INSTRUCTIONS TO FOLLOW - Write out the entries again exactly as they are given.

────────────────────

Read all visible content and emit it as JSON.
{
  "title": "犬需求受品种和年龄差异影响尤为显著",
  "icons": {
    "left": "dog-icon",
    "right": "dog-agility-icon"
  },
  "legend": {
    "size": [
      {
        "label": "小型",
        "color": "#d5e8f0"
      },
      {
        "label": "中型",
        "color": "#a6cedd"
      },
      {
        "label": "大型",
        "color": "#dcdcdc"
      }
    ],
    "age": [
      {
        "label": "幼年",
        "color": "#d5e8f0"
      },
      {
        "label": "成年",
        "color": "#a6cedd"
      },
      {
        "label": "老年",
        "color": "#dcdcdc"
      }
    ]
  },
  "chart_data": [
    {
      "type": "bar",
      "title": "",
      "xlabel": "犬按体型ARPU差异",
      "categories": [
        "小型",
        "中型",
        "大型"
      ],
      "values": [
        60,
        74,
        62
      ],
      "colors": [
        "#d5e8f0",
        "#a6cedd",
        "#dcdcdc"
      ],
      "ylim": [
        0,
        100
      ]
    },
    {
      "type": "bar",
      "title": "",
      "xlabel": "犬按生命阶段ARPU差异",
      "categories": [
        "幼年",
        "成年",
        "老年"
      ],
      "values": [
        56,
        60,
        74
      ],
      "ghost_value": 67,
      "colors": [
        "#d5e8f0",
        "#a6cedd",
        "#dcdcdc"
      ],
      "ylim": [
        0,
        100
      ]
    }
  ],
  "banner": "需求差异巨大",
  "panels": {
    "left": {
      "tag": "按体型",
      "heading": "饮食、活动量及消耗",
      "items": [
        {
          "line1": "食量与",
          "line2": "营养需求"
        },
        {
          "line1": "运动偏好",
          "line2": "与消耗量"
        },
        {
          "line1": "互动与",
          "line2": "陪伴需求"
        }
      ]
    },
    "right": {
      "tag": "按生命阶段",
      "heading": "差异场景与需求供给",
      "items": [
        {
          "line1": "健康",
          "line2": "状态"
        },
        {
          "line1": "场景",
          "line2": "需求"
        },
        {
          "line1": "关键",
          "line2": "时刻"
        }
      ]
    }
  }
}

────────────────────

ANSWER TO THE PROBLEM -
Read all visible content and emit it as JSON.
{
  "title": "犬需求受品种和年龄差异影响尤为显著",
  "icons": {
    "left": "dog-icon",
    "right": "dog-agility-icon"
  },
  "legend": {
    "size": [
      {
        "label": "小型",
        "color": "#d5e8f0"
      },
      {
        "label": "中型",
        "color": "#a6cedd"
      },
      {
        "label": "大型",
        "color": "#dcdcdc"
      }
    ],
    "age": [
      {
        "label": "幼年",
        "color": "#d5e8f0"
      },
      {
        "label": "成年",
        "color": "#a6cedd"
      },
      {
        "label": "老年",
        "color": "#dcdcdc"
      }
    ]
  },
  "chart_data": [
    {
      "type": "bar",
      "title": "",
      "xlabel": "犬按体型ARPU差异",
      "categories": [
        "小型",
        "中型",
        "大型"
      ],
      "values": [
        60,
        74,
        62
      ],
      "colors": [
        "#d5e8f0",
        "#a6cedd",
        "#dcdcdc"
      ],
      "ylim": [
        0,
        100
      ]
    },
    {
      "type": "bar",
      "title": "",
      "xlabel": "犬按生命阶段ARPU差异",
      "categories": [
        "幼年",
        "成年",
        "老年"
      ],
      "values": [
        56,
        60,
        74
      ],
      "ghost_value": 67,
      "colors": [
        "#d5e8f0",
        "#a6cedd",
        "#dcdcdc"
      ],
      "ylim": [
        0,
        100
      ]
    }
  ],
  "banner": "需求差异巨大",
  "panels": {
    "left": {
      "tag": "按体型",
      "heading": "饮食、活动量及消耗",
      "items": [
        {
          "line1": "食量与",
          "line2": "营养需求"
        },
        {
          "line1": "运动偏好",
          "line2": "与消耗量"
        },
        {
          "line1": "互动与",
          "line2": "陪伴需求"
        }
      ]
    },
    "right": {
      "tag": "按生命阶段",
      "heading": "差异场景与需求供给",
      "items": [
        {
          "line1": "健康",
          "line2": "状态"
        },
        {
          "line1": "场景",
          "line2": "需求"
        },
        {
          "line1": "关键",
          "line2": "时刻"
        }
      ]
    }
  }
}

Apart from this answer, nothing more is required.